• **Work instructions**
Output each entry exactly; skip nothing.

• **Material for this exercise**
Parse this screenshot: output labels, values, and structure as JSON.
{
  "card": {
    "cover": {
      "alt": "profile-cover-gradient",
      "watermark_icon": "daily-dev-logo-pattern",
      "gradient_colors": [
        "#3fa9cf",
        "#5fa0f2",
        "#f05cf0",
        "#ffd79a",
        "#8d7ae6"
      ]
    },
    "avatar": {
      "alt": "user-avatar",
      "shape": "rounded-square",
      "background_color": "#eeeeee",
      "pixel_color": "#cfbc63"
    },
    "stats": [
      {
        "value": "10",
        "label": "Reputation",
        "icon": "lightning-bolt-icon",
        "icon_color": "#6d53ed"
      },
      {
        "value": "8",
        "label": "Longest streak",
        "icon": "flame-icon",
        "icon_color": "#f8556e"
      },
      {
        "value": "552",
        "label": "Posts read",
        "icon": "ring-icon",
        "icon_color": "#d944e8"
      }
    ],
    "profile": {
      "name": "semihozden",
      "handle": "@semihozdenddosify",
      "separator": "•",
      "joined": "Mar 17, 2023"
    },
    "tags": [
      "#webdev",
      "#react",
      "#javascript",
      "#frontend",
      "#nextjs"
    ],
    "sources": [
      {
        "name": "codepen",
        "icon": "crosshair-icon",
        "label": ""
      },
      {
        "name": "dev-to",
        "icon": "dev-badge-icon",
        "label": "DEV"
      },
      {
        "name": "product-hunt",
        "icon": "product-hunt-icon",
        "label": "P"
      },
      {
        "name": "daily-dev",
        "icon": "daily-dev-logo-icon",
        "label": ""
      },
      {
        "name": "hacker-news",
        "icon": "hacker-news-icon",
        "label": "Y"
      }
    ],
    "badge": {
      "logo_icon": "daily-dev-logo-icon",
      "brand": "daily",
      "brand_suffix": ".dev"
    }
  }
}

• **Result of this exercise**
Parse this screenshot: output labels, values, and structure as JSON.
{
  "card": {
    "cover": {
      "alt": "profile-cover-gradient",
      "watermark_icon": "daily-dev-logo-pattern",
      "gradient_colors": [
        "#3fa9cf",
        "#5fa0f2",
        "#f05cf0",
        "#ffd79a",
        "#8d7ae6"
      ]
    },
    "avatar": {
      "alt": "user-avatar",
      "shape": "rounded-square",
      "background_color": "#eeeeee",
      "pixel_color": "#cfbc63"
    },
    "stats": [
      {
        "value": "10",
        "label": "Reputation",
        "icon": "lightning-bolt-icon",
        "icon_color": "#6d53ed"
      },
      {
        "value": "8",
        "label": "Longest streak",
        "icon": "flame-icon",
        "icon_color": "#f8556e"
      },
      {
        "value": "552",
        "label": "Posts read",
        "icon": "ring-icon",
        "icon_color": "#d944e8"
      }
    ],
    "profile": {
      "name": "semihozden",
      "handle": "@semihozdenddosify",
      "separator": "•",
      "joined": "Mar 17, 2023"
    },
    "tags": [
      "#webdev",
      "#react",
      "#javascript",
      "#frontend",
      "#nextjs"
    ],
    "sources": [
      {
        "name": "codepen",
        "icon": "crosshair-icon",
        "label": ""
      },
      {
        "name": "dev-to",
        "icon": "dev-badge-icon",
        "label": "DEV"
      },
      {
        "name": "product-hunt",
        "icon": "product-hunt-icon",
        "label": "P"
      },
      {
        "name": "daily-dev",
        "icon": "daily-dev-logo-icon",
        "label": ""
      },
      {
        "name": "hacker-news",
        "icon": "hacker-news-icon",
        "label": "Y"
      }
    ],
    "badge": {
      "logo_icon": "daily-dev-logo-icon",
      "brand": "daily",
      "brand_suffix": ".dev"
    }
  }
}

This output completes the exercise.